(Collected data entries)
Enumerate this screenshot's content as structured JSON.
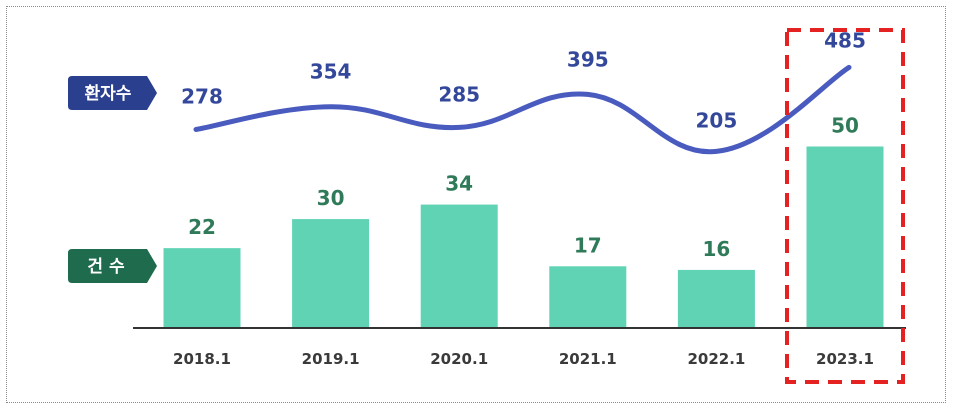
{
  "chart_data": {
    "type": "bar",
    "categories": [
      "2018.1",
      "2019.1",
      "2020.1",
      "2021.1",
      "2022.1",
      "2023.1"
    ],
    "series": [
      {
        "name": "건 수",
        "type": "bar",
        "values": [
          22,
          30,
          34,
          17,
          16,
          50
        ]
      },
      {
        "name": "환자수",
        "type": "line",
        "values": [
          278,
          354,
          285,
          395,
          205,
          485
        ]
      }
    ],
    "highlight_category": "2023.1",
    "colors": {
      "bar": "#5fd3b4",
      "bar_label": "#2f7a58",
      "line": "#4a5bbf",
      "line_label": "#34489b",
      "line_tag": "#2b3f8f",
      "bar_tag": "#1e6b4e",
      "highlight": "#e52222",
      "axis": "#333333"
    },
    "grid": false
  }
}
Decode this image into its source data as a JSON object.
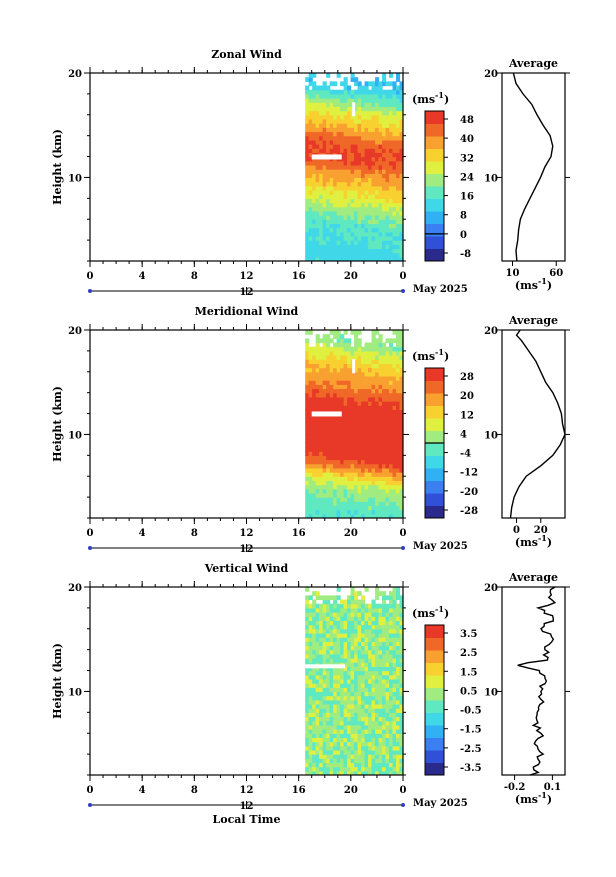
{
  "chart_data": [
    {
      "type": "heatmap",
      "title": "Zonal Wind",
      "ylabel": "Height (km)",
      "xlabel": "",
      "x_ticks": [
        "0",
        "4",
        "8",
        "12",
        "16",
        "20",
        "0"
      ],
      "y_ticks": [
        "20",
        "10"
      ],
      "ylim": [
        2,
        20
      ],
      "xlim": [
        0,
        24
      ],
      "date_marker": "12",
      "date_label": "May 2025",
      "colorbar": {
        "unit_base": "(ms",
        "unit_exp": "-1",
        "unit_end": ")",
        "ticks": [
          "48",
          "40",
          "32",
          "24",
          "16",
          "8",
          "0",
          "-8"
        ],
        "vmin": -12,
        "vmax": 52
      },
      "data_start_hour": 16.5,
      "profile_values": [
        [
          2,
          15
        ],
        [
          3,
          14
        ],
        [
          4,
          16
        ],
        [
          5,
          17
        ],
        [
          6,
          19
        ],
        [
          7,
          24
        ],
        [
          8,
          30
        ],
        [
          9,
          36
        ],
        [
          10,
          42
        ],
        [
          11,
          47
        ],
        [
          12,
          54
        ],
        [
          13,
          56
        ],
        [
          14,
          53
        ],
        [
          15,
          45
        ],
        [
          16,
          38
        ],
        [
          17,
          32
        ],
        [
          18,
          22
        ],
        [
          19,
          14
        ],
        [
          20,
          11
        ]
      ],
      "average": {
        "title": "Average",
        "x_ticks": [
          "10",
          "60"
        ],
        "xlim": [
          -2,
          70
        ],
        "y_ticks": [
          "20",
          "10"
        ],
        "xlabel_base": "(ms",
        "xlabel_exp": "-1",
        "xlabel_end": ")"
      }
    },
    {
      "type": "heatmap",
      "title": "Meridional Wind",
      "ylabel": "Height (km)",
      "x_ticks": [
        "0",
        "4",
        "8",
        "12",
        "16",
        "20",
        "0"
      ],
      "y_ticks": [
        "20",
        "10"
      ],
      "ylim": [
        2,
        20
      ],
      "xlim": [
        0,
        24
      ],
      "date_marker": "12",
      "date_label": "May 2025",
      "colorbar": {
        "unit_base": "(ms",
        "unit_exp": "-1",
        "unit_end": ")",
        "ticks": [
          "28",
          "20",
          "12",
          "4",
          "-4",
          "-12",
          "-20",
          "-28"
        ],
        "vmin": -32,
        "vmax": 32
      },
      "data_start_hour": 16.5,
      "profile_values": [
        [
          2,
          -5
        ],
        [
          3,
          -4
        ],
        [
          4,
          -2
        ],
        [
          5,
          2
        ],
        [
          6,
          8
        ],
        [
          7,
          20
        ],
        [
          8,
          30
        ],
        [
          9,
          36
        ],
        [
          10,
          40
        ],
        [
          11,
          38
        ],
        [
          12,
          37
        ],
        [
          13,
          34
        ],
        [
          14,
          30
        ],
        [
          15,
          24
        ],
        [
          16,
          20
        ],
        [
          17,
          16
        ],
        [
          18,
          10
        ],
        [
          19,
          4
        ],
        [
          19.5,
          0
        ],
        [
          20,
          3
        ]
      ],
      "average": {
        "title": "Average",
        "x_ticks": [
          "0",
          "20"
        ],
        "xlim": [
          -12,
          40
        ],
        "y_ticks": [
          "20",
          "10"
        ],
        "xlabel_base": "(ms",
        "xlabel_exp": "-1",
        "xlabel_end": ")"
      }
    },
    {
      "type": "heatmap",
      "title": "Vertical Wind",
      "ylabel": "Height (km)",
      "xlabel": "Local Time",
      "x_ticks": [
        "0",
        "4",
        "8",
        "12",
        "16",
        "20",
        "0"
      ],
      "y_ticks": [
        "20",
        "10"
      ],
      "ylim": [
        2,
        20
      ],
      "xlim": [
        0,
        24
      ],
      "date_marker": "12",
      "date_label": "May 2025",
      "colorbar": {
        "unit_base": "(ms",
        "unit_exp": "-1",
        "unit_end": ")",
        "ticks": [
          "3.5",
          "2.5",
          "1.5",
          "0.5",
          "-0.5",
          "-1.5",
          "-2.5",
          "-3.5"
        ],
        "vmin": -4,
        "vmax": 4
      },
      "data_start_hour": 16.5,
      "profile_values": [
        [
          2,
          -0.05
        ],
        [
          3,
          -0.02
        ],
        [
          4,
          0.0
        ],
        [
          5,
          -0.03
        ],
        [
          6,
          0.02
        ],
        [
          7,
          -0.04
        ],
        [
          8,
          0.0
        ],
        [
          9,
          0.03
        ],
        [
          10,
          0.01
        ],
        [
          11,
          0.05
        ],
        [
          12,
          0.02
        ],
        [
          12.6,
          -0.22
        ],
        [
          13,
          0.08
        ],
        [
          14,
          0.04
        ],
        [
          15,
          0.12
        ],
        [
          16,
          0.02
        ],
        [
          17,
          0.1
        ],
        [
          18,
          0.0
        ],
        [
          18.5,
          0.12
        ],
        [
          19,
          0.05
        ],
        [
          20,
          0.1
        ]
      ],
      "average": {
        "title": "Average",
        "x_ticks": [
          "-0.2",
          "0.1"
        ],
        "xlim": [
          -0.3,
          0.2
        ],
        "y_ticks": [
          "20",
          "10"
        ],
        "xlabel_base": "(ms",
        "xlabel_exp": "-1",
        "xlabel_end": ")"
      }
    }
  ]
}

__Exercise__
Retype all of the entries exactly as written, leaving out any images.

__Exercise result__
Enumerate this screenshot's content as structured JSON.
{
  "chart_data": {
    "type": "bar",
    "categories": [
      "2018.1",
      "2019.1",
      "2020.1",
      "2021.1",
      "2022.1",
      "2023.1"
    ],
    "series": [
      {
        "name": "건 수",
        "type": "bar",
        "values": [
          22,
          30,
          34,
          17,
          16,
          50
        ]
      },
      {
        "name": "환자수",
        "type": "line",
        "values": [
          278,
          354,
          285,
          395,
          205,
          485
        ]
      }
    ],
    "highlight_category": "2023.1",
    "colors": {
      "bar": "#5fd3b4",
      "bar_label": "#2f7a58",
      "line": "#4a5bbf",
      "line_label": "#34489b",
      "line_tag": "#2b3f8f",
      "bar_tag": "#1e6b4e",
      "highlight": "#e52222",
      "axis": "#333333"
    },
    "grid": false
  }
}
Decode this image into its source data as a JSON object.
{
  "chart_data": [
    {
      "type": "heatmap",
      "title": "Zonal Wind",
      "ylabel": "Height (km)",
      "xlabel": "",
      "x_ticks": [
        "0",
        "4",
        "8",
        "12",
        "16",
        "20",
        "0"
      ],
      "y_ticks": [
        "20",
        "10"
      ],
      "ylim": [
        2,
        20
      ],
      "xlim": [
        0,
        24
      ],
      "date_marker": "12",
      "date_label": "May 2025",
      "colorbar": {
        "unit_base": "(ms",
        "unit_exp": "-1",
        "unit_end": ")",
        "ticks": [
          "48",
          "40",
          "32",
          "24",
          "16",
          "8",
          "0",
          "-8"
        ],
        "vmin": -12,
        "vmax": 52
      },
      "data_start_hour": 16.5,
      "profile_values": [
        [
          2,
          15
        ],
        [
          3,
          14
        ],
        [
          4,
          16
        ],
        [
          5,
          17
        ],
        [
          6,
          19
        ],
        [
          7,
          24
        ],
        [
          8,
          30
        ],
        [
          9,
          36
        ],
        [
          10,
          42
        ],
        [
          11,
          47
        ],
        [
          12,
          54
        ],
        [
          13,
          56
        ],
        [
          14,
          53
        ],
        [
          15,
          45
        ],
        [
          16,
          38
        ],
        [
          17,
          32
        ],
        [
          18,
          22
        ],
        [
          19,
          14
        ],
        [
          20,
          11
        ]
      ],
      "average": {
        "title": "Average",
        "x_ticks": [
          "10",
          "60"
        ],
        "xlim": [
          -2,
          70
        ],
        "y_ticks": [
          "20",
          "10"
        ],
        "xlabel_base": "(ms",
        "xlabel_exp": "-1",
        "xlabel_end": ")"
      }
    },
    {
      "type": "heatmap",
      "title": "Meridional Wind",
      "ylabel": "Height (km)",
      "x_ticks": [
        "0",
        "4",
        "8",
        "12",
        "16",
        "20",
        "0"
      ],
      "y_ticks": [
        "20",
        "10"
      ],
      "ylim": [
        2,
        20
      ],
      "xlim": [
        0,
        24
      ],
      "date_marker": "12",
      "date_label": "May 2025",
      "colorbar": {
        "unit_base": "(ms",
        "unit_exp": "-1",
        "unit_end": ")",
        "ticks": [
          "28",
          "20",
          "12",
          "4",
          "-4",
          "-12",
          "-20",
          "-28"
        ],
        "vmin": -32,
        "vmax": 32
      },
      "data_start_hour": 16.5,
      "profile_values": [
        [
          2,
          -5
        ],
        [
          3,
          -4
        ],
        [
          4,
          -2
        ],
        [
          5,
          2
        ],
        [
          6,
          8
        ],
        [
          7,
          20
        ],
        [
          8,
          30
        ],
        [
          9,
          36
        ],
        [
          10,
          40
        ],
        [
          11,
          38
        ],
        [
          12,
          37
        ],
        [
          13,
          34
        ],
        [
          14,
          30
        ],
        [
          15,
          24
        ],
        [
          16,
          20
        ],
        [
          17,
          16
        ],
        [
          18,
          10
        ],
        [
          19,
          4
        ],
        [
          19.5,
          0
        ],
        [
          20,
          3
        ]
      ],
      "average": {
        "title": "Average",
        "x_ticks": [
          "0",
          "20"
        ],
        "xlim": [
          -12,
          40
        ],
        "y_ticks": [
          "20",
          "10"
        ],
        "xlabel_base": "(ms",
        "xlabel_exp": "-1",
        "xlabel_end": ")"
      }
    },
    {
      "type": "heatmap",
      "title": "Vertical Wind",
      "ylabel": "Height (km)",
      "xlabel": "Local Time",
      "x_ticks": [
        "0",
        "4",
        "8",
        "12",
        "16",
        "20",
        "0"
      ],
      "y_ticks": [
        "20",
        "10"
      ],
      "ylim": [
        2,
        20
      ],
      "xlim": [
        0,
        24
      ],
      "date_marker": "12",
      "date_label": "May 2025",
      "colorbar": {
        "unit_base": "(ms",
        "unit_exp": "-1",
        "unit_end": ")",
        "ticks": [
          "3.5",
          "2.5",
          "1.5",
          "0.5",
          "-0.5",
          "-1.5",
          "-2.5",
          "-3.5"
        ],
        "vmin": -4,
        "vmax": 4
      },
      "data_start_hour": 16.5,
      "profile_values": [
        [
          2,
          -0.05
        ],
        [
          3,
          -0.02
        ],
        [
          4,
          0.0
        ],
        [
          5,
          -0.03
        ],
        [
          6,
          0.02
        ],
        [
          7,
          -0.04
        ],
        [
          8,
          0.0
        ],
        [
          9,
          0.03
        ],
        [
          10,
          0.01
        ],
        [
          11,
          0.05
        ],
        [
          12,
          0.02
        ],
        [
          12.6,
          -0.22
        ],
        [
          13,
          0.08
        ],
        [
          14,
          0.04
        ],
        [
          15,
          0.12
        ],
        [
          16,
          0.02
        ],
        [
          17,
          0.1
        ],
        [
          18,
          0.0
        ],
        [
          18.5,
          0.12
        ],
        [
          19,
          0.05
        ],
        [
          20,
          0.1
        ]
      ],
      "average": {
        "title": "Average",
        "x_ticks": [
          "-0.2",
          "0.1"
        ],
        "xlim": [
          -0.3,
          0.2
        ],
        "y_ticks": [
          "20",
          "10"
        ],
        "xlabel_base": "(ms",
        "xlabel_exp": "-1",
        "xlabel_end": ")"
      }
    }
  ]
}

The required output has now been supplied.